Select and reproduce each line of the listing below that bears the string "being".

[Extracted records]
⟨
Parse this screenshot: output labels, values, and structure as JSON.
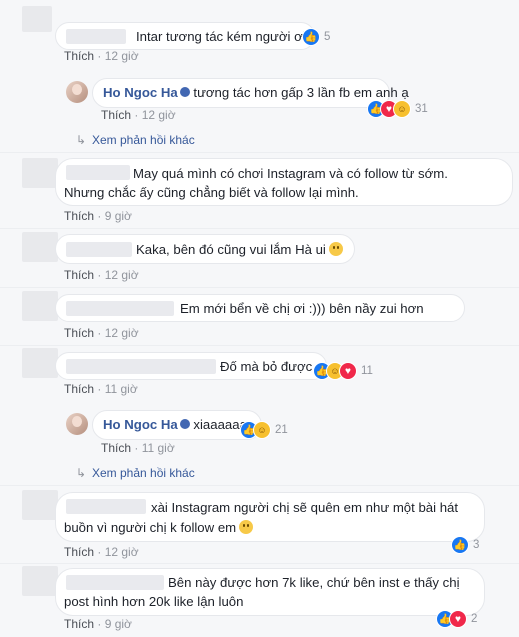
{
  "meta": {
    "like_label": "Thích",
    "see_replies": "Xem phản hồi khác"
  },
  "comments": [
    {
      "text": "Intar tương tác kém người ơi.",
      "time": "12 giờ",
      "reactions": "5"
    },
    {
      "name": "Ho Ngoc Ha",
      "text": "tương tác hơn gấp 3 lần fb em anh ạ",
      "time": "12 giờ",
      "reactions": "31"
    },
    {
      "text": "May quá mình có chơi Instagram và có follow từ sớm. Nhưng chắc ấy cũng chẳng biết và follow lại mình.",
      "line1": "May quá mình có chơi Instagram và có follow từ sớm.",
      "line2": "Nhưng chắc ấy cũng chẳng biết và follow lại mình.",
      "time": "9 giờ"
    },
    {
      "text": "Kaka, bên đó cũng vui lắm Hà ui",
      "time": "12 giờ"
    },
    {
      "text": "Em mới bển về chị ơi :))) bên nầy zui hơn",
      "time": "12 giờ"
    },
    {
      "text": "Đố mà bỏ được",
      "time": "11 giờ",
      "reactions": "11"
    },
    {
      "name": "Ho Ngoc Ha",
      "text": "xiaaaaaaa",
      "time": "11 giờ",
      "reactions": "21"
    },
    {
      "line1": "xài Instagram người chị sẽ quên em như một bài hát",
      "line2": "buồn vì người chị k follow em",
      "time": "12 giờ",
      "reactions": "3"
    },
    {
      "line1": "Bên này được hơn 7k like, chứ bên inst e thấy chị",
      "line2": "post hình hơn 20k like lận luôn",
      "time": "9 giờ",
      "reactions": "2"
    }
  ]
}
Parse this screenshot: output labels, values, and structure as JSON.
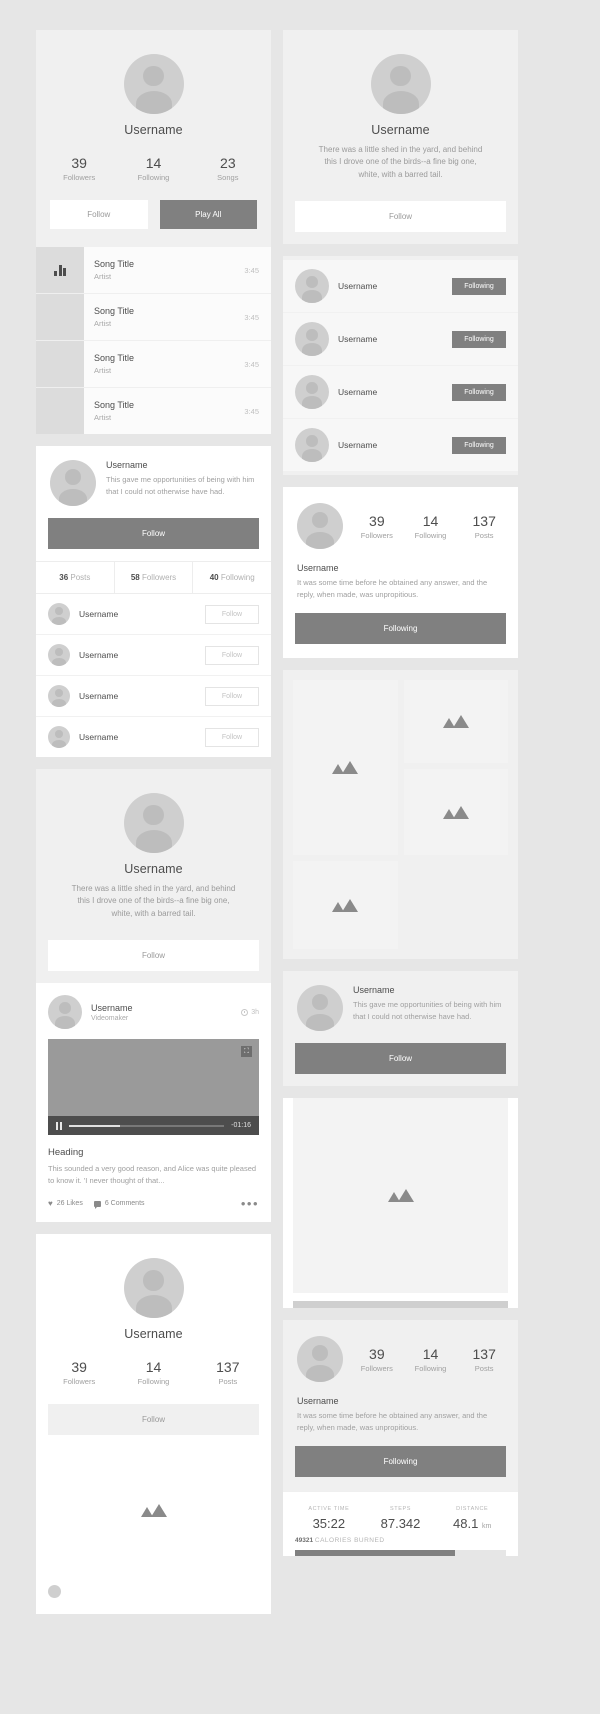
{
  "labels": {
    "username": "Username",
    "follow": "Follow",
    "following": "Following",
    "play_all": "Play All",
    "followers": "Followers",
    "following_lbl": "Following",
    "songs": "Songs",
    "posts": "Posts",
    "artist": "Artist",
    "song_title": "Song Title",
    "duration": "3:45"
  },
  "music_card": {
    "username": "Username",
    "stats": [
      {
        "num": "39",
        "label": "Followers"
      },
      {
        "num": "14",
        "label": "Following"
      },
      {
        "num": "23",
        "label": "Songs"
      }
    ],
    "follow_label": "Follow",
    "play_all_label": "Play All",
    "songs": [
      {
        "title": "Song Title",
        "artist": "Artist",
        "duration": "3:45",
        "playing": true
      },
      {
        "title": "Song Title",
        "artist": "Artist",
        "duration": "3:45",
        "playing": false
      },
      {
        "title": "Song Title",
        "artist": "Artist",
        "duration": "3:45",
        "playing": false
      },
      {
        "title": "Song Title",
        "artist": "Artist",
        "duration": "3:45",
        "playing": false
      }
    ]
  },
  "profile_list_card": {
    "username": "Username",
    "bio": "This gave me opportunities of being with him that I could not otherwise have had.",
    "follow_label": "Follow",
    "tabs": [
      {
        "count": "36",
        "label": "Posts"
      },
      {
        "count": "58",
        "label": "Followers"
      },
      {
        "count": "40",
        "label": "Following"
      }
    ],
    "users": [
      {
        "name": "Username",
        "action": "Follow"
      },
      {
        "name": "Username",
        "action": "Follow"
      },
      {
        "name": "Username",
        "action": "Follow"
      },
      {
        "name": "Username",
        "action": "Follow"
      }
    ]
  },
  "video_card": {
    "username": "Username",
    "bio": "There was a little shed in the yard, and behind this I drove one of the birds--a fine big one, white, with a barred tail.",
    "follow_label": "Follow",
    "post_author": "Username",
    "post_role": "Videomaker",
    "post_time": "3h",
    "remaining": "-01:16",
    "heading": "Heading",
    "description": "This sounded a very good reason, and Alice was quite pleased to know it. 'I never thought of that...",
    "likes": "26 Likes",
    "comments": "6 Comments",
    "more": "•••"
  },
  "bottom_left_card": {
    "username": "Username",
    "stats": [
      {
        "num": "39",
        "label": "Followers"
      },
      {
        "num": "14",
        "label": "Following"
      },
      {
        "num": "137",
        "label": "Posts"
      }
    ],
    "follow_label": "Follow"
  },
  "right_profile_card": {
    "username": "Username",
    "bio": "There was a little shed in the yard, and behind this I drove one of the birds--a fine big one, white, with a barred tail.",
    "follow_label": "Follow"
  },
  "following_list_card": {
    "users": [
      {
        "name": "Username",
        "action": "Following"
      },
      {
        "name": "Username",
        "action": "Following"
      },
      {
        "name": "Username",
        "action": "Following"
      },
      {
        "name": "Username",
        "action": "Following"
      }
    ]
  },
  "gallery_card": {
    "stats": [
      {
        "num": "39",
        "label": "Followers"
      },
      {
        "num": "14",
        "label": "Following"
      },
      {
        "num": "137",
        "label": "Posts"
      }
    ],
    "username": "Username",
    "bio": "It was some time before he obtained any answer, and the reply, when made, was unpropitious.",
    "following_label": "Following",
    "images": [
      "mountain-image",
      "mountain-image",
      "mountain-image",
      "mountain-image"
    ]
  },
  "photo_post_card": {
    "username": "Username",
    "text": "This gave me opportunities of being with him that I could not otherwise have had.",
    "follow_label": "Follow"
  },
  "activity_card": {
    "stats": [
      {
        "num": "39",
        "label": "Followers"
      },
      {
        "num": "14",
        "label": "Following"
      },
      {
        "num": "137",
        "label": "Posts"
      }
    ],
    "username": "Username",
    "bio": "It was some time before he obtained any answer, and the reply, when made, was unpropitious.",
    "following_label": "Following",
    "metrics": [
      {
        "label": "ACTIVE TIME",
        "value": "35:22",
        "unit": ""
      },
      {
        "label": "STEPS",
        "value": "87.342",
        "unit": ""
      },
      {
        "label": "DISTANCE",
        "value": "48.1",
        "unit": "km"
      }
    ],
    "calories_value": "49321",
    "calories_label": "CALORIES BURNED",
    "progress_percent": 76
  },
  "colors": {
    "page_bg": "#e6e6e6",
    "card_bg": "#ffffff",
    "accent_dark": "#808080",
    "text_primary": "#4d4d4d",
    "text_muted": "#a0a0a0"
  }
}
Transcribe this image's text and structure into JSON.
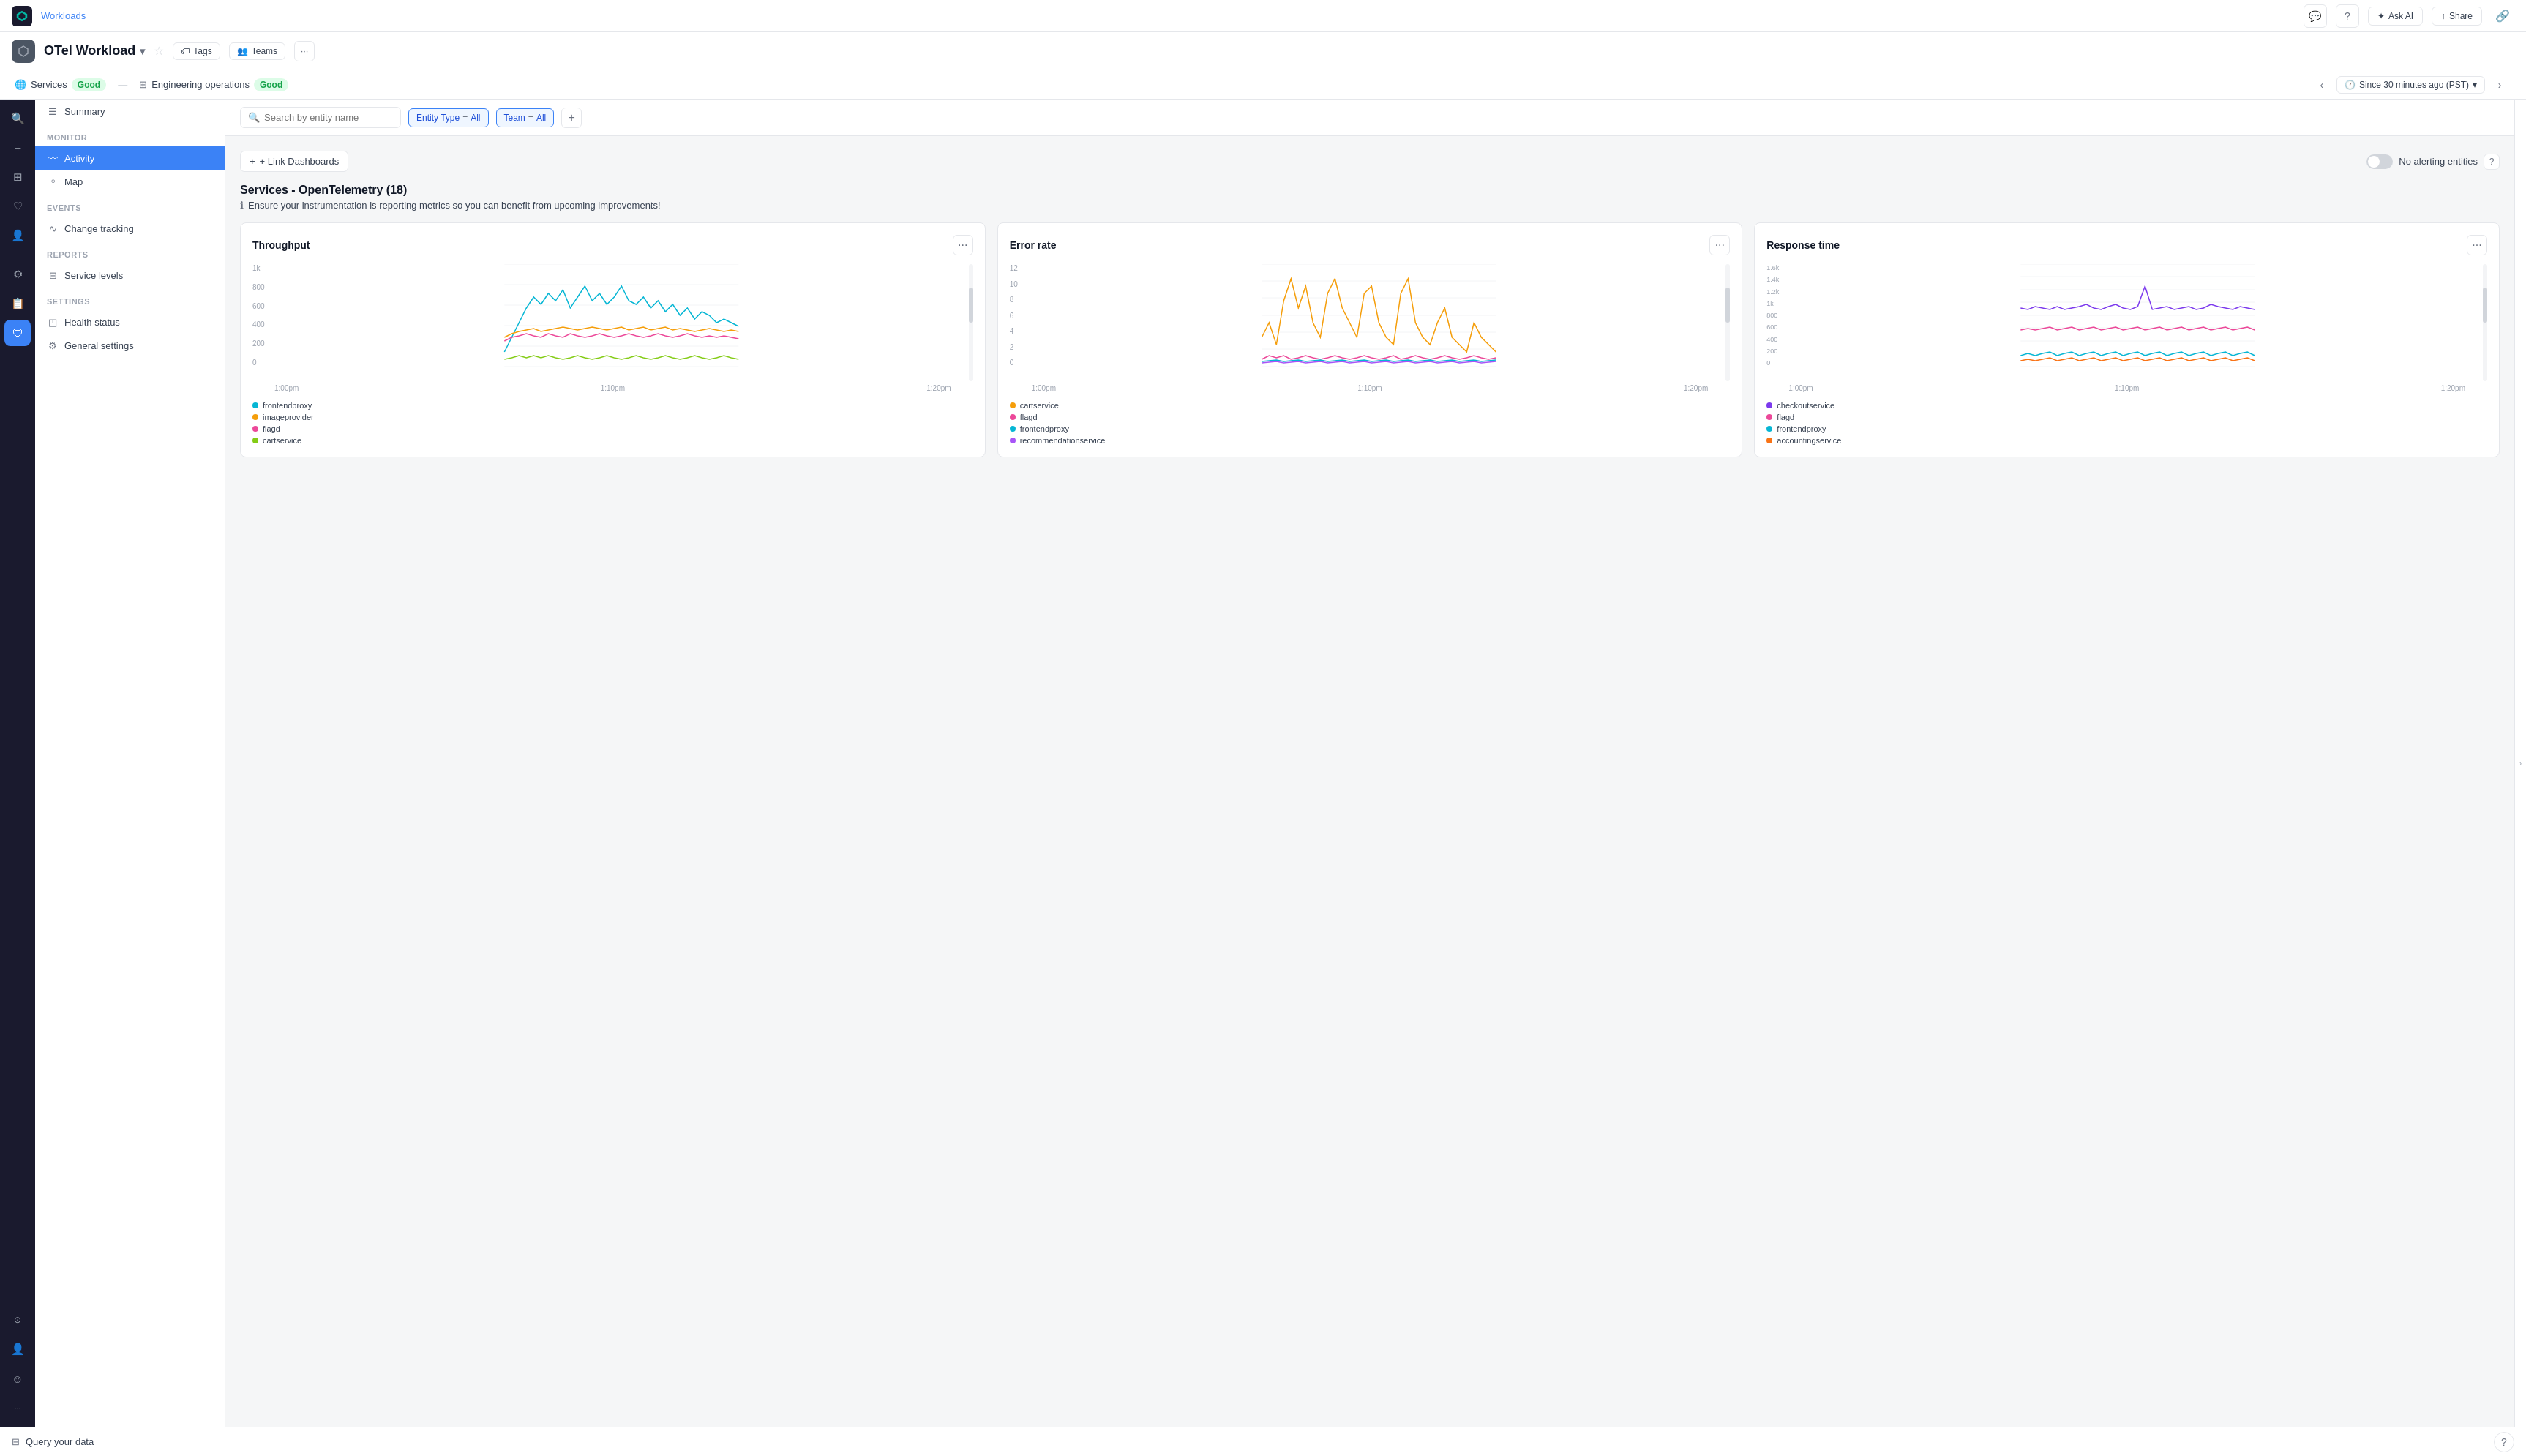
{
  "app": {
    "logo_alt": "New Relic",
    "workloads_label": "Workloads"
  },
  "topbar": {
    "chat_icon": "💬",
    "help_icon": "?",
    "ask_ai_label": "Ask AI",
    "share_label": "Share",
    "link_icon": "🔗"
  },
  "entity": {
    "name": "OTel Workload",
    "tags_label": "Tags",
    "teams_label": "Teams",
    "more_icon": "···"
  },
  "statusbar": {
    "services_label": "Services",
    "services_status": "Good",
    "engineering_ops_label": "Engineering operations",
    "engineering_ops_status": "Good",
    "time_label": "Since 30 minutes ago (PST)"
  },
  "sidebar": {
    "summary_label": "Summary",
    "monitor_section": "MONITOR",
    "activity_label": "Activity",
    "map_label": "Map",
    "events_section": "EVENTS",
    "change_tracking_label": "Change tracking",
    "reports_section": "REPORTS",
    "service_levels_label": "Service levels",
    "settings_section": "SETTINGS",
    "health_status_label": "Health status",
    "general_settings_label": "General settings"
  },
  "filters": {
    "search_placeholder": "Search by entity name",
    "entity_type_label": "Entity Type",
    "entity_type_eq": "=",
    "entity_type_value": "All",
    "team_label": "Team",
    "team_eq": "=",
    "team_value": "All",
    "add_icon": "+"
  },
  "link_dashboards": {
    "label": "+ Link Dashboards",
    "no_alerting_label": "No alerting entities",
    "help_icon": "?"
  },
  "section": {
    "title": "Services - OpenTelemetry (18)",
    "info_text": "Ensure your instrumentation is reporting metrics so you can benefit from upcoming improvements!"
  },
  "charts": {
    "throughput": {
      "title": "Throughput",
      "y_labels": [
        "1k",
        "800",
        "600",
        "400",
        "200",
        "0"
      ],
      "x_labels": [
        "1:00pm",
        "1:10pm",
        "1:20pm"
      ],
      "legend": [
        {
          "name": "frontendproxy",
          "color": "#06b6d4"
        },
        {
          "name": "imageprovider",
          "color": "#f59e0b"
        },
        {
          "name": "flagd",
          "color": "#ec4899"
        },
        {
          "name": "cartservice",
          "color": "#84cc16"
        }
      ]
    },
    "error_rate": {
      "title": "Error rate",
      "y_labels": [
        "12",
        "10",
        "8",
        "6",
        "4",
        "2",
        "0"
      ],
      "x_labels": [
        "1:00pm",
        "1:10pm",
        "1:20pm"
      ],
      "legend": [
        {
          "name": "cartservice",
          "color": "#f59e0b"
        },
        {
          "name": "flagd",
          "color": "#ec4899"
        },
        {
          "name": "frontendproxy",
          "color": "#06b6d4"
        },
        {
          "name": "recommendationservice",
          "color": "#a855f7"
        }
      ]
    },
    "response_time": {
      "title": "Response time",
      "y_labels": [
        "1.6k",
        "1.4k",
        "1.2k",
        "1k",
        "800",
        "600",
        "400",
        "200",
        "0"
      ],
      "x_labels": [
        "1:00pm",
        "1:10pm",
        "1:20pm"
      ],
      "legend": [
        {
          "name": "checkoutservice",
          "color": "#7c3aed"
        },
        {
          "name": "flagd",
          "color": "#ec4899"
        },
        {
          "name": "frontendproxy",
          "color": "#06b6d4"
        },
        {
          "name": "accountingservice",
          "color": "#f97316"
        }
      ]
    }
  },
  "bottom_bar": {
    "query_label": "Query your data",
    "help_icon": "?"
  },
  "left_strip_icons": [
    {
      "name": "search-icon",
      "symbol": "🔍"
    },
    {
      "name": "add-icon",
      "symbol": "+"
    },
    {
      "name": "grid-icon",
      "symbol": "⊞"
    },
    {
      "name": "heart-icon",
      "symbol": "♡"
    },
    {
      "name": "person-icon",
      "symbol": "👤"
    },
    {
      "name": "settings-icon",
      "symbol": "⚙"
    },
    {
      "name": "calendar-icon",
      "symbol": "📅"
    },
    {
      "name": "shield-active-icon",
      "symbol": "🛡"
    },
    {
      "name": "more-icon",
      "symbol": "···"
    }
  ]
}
⟩
▶ **Solution to the exercise**
    "bio": "This gave me opportunities of being with him that I could not otherwise have had.",
    "text": "This gave me opportunities of being with him that I could not otherwise have had.",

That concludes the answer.